Excerpt provided -

I created a PR to implement our tests in GitHub actions. I'd like to
know if other folks are interested in me pursuing this further and
replacing the Travis/Yetus build system.

Some data:
- In its current configuration, a Travis build that doesn't fail takes
around 70 minutes.
- Travis usually fails, often for reasons unrelated to a particular PR.
- Understanding why it fails requires spelunking through thousands of
lines of log files.
- Casual contributors are disinclined to set up Travis for their
forks, and can end up triggering multiple travis builds in an Apache
PR to track down a bug.
- The single Docker megafile tightly couples every language toolchain,
so testing multiple language versions is difficult.

All of these problems can be fixed within the Travis/Yetus build
system (except maybe the "casual contributors" thing), I'm sure. But I
have looked into it before and haven't been able to figure it out.

Data section -
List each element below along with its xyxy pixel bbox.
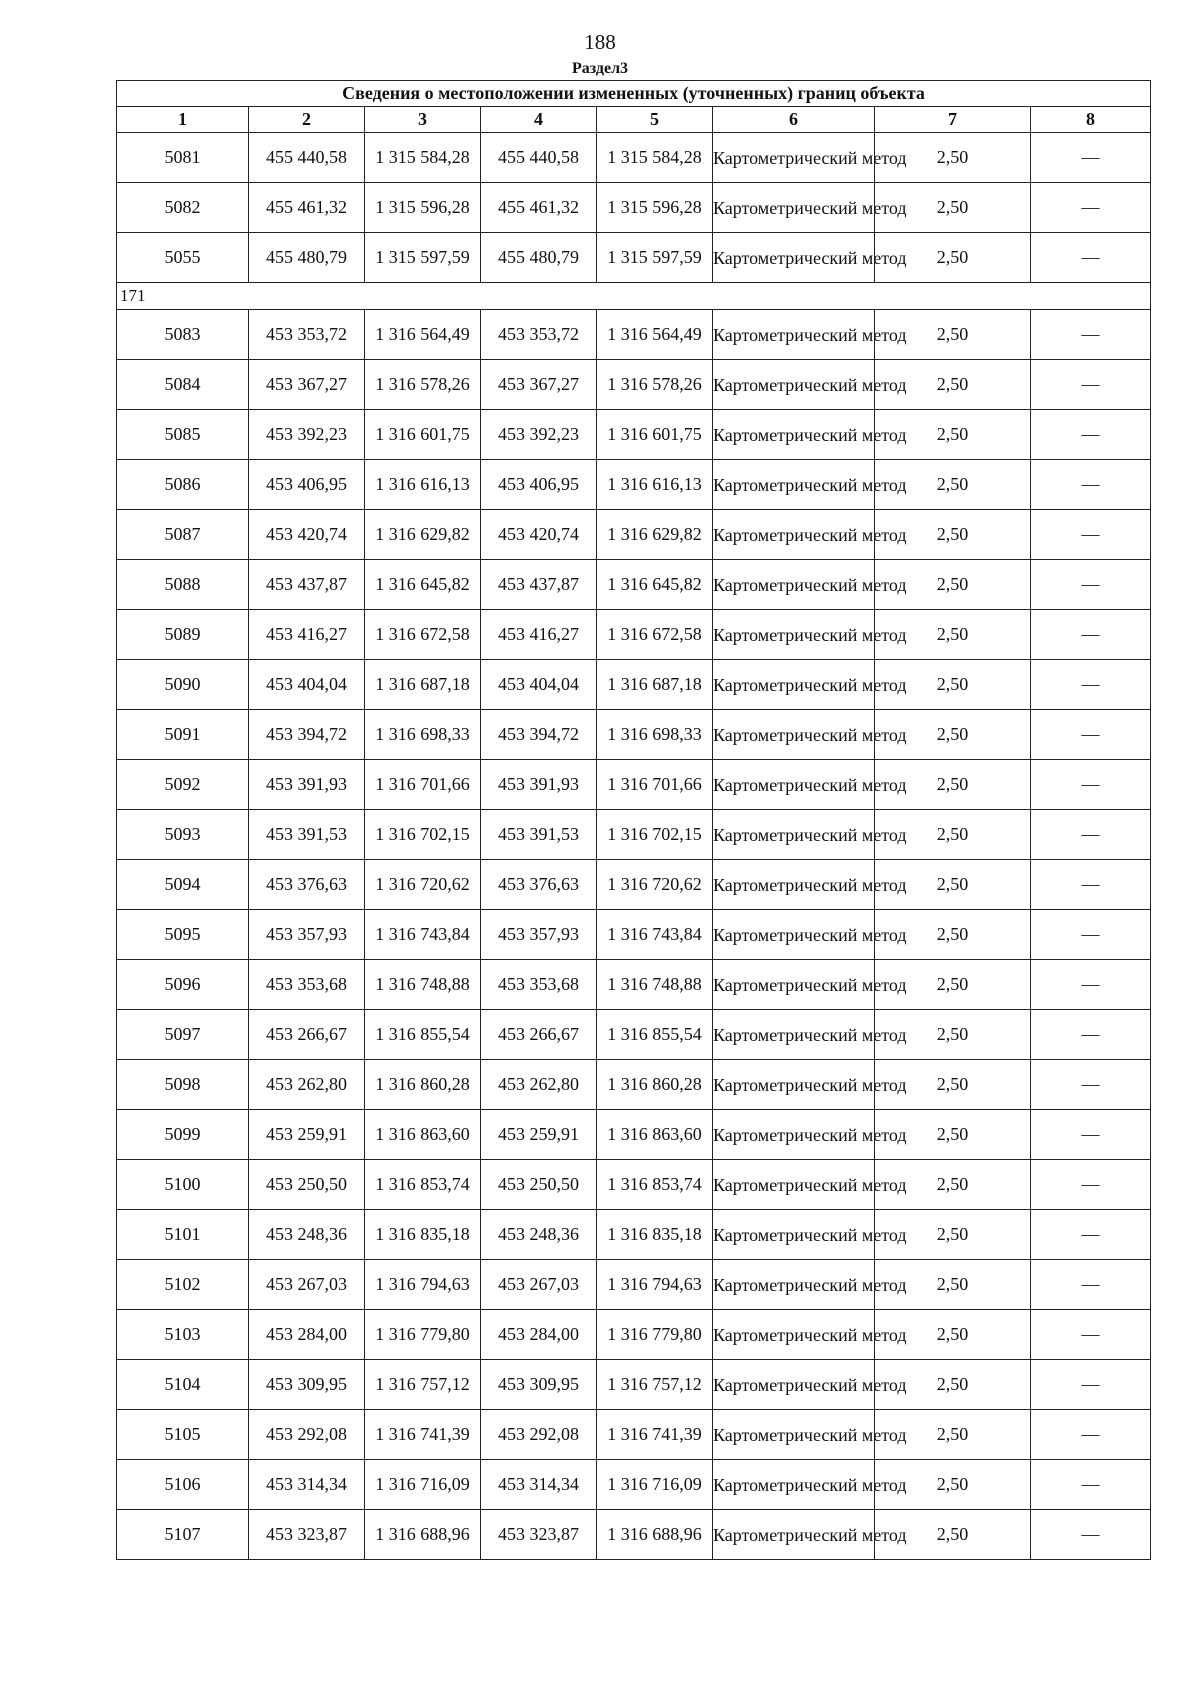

What to work on -
1. In the post about moving tests to GitHub Actions, how long does a Travis build that doesn't fail take in its current configuration?
2. Translate this sentence from the GitHub Actions post into Spanish: "Travis usually fails, often for reasons unrelated to a particular PR."
3. Please write the next few sentences of the post proposing GitHub Actions in place of the Travis/Yetus build system, picking up after its final sentence.

Expected outputs -
1. Around 70 minutes.

2. Travis suele fallar, a menudo por motivos que no tienen relación con un PR en particular.

3.
Here's what I've done with GitHub actions:
- Jobs are isolated by lang/* and only trigger when a change touches
that language. Even if a problem is causing, say, Ruby tests to fail
in master, PHP contributions can still make it through.
- The tests are run in parallel, both across languages and within,
across multiple language versions and interop and unit tests.
- The slowest jobs (the Java tests) take 15 minutes. The worst case
test run (aside from an outage) will probably be under 20 minutes, if
we are heavily queued.
- This PR tests java 8 and 11, js using node 10, 11 and 12, php 7.3,
7.4 and 8, python 3.6-3.9 and pypy3.6 and 3.7. Adding and removing
language implementations is trivial.
- If we merge this PR, anyone who forks the repo will get these
actions in their fork.

One thing I haven't yet implemented is an action for
share/test/interop/bin/test_rpc_interop.sh. I think I can do that,
too, but I want to know if this can go anywhere before I work on it
more.

WDYT?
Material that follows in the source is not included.